Raw data:
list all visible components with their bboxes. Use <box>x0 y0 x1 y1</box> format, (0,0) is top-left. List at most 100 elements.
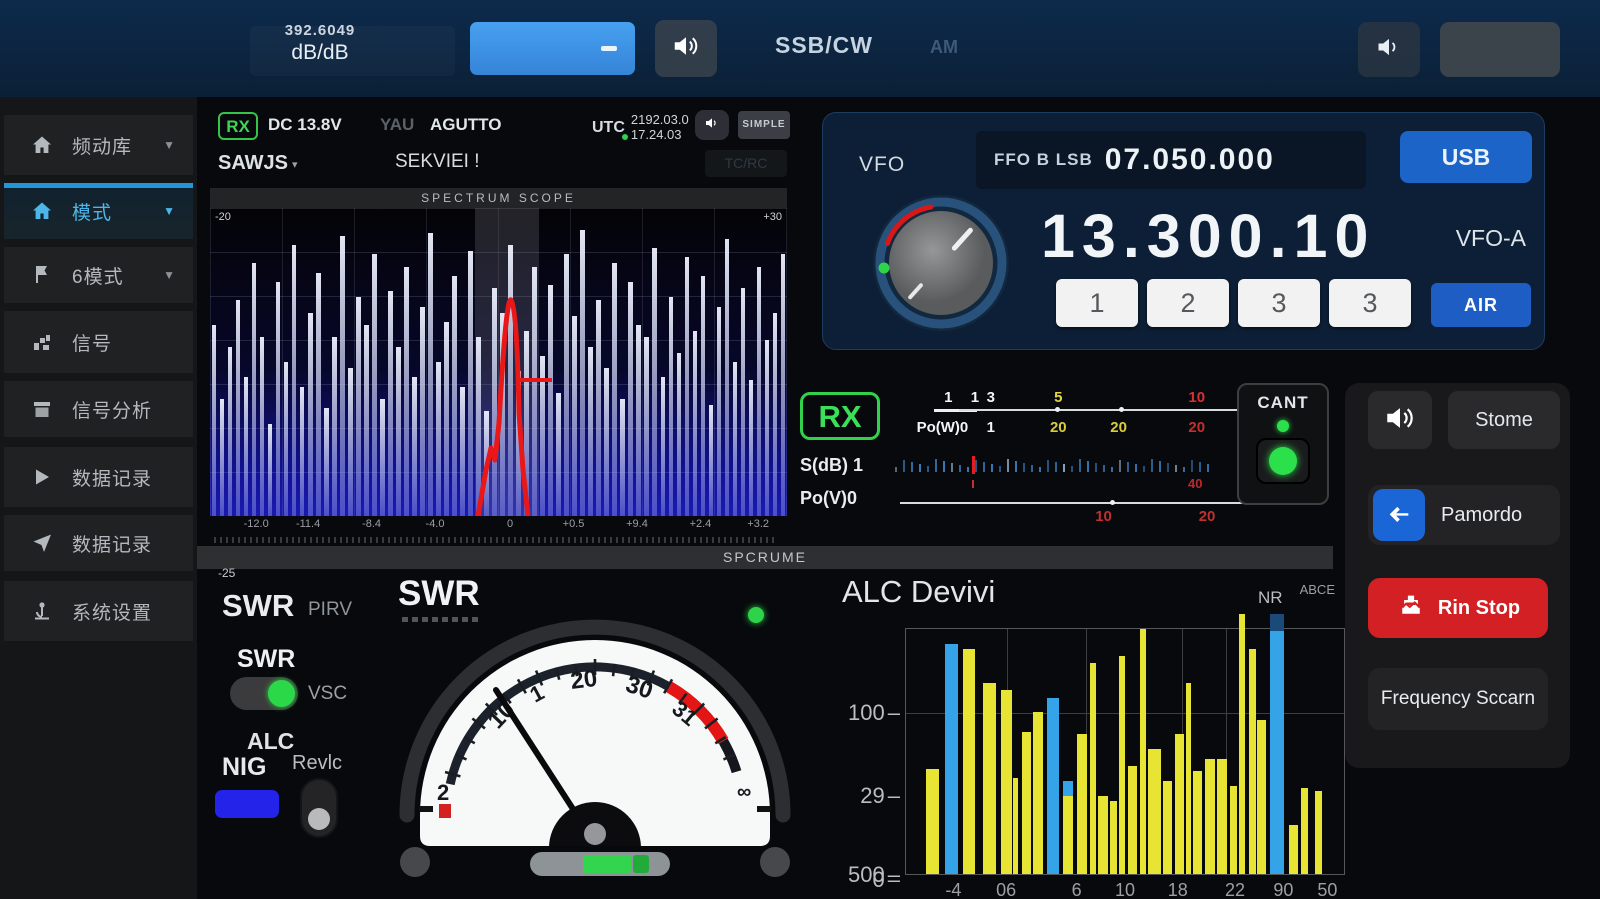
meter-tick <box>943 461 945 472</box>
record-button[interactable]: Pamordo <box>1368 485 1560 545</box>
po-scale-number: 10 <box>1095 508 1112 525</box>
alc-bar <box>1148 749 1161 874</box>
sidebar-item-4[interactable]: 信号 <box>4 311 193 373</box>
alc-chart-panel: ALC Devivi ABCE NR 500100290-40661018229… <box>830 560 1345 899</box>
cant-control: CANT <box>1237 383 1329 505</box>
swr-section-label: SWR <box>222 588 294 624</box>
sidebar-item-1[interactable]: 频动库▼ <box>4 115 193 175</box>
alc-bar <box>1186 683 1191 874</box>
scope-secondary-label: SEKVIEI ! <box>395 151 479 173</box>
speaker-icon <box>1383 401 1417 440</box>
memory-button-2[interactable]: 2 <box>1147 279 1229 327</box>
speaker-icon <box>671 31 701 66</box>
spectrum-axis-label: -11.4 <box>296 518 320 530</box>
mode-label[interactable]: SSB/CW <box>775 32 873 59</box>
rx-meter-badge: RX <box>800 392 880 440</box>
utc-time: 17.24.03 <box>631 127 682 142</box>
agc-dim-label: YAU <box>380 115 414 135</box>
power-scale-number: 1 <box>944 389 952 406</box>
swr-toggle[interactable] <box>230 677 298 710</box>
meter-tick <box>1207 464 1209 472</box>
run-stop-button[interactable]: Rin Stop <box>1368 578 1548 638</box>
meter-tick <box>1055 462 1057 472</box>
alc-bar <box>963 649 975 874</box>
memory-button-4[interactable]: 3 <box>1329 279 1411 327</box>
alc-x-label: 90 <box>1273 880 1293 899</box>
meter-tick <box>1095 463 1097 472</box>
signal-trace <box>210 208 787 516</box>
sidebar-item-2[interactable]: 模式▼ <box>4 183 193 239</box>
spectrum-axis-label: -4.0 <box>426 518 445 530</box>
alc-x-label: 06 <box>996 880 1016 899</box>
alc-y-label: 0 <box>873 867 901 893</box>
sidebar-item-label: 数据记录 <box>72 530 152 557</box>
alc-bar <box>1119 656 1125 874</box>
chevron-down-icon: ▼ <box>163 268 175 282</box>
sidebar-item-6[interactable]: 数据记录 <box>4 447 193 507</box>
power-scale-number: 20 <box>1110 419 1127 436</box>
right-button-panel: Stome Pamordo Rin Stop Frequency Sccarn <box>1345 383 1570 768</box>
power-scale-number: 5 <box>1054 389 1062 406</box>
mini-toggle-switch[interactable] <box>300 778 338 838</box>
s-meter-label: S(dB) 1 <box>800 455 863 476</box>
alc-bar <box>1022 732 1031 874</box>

What the exercise asks: Which lines in the items above contain the string "icon"? Collect every such line in full.

Task output:
speaker-icon <box>1383 401 1417 440</box>
speaker-icon <box>671 31 701 66</box>
chevron-down-icon: ▼ <box>163 268 175 282</box>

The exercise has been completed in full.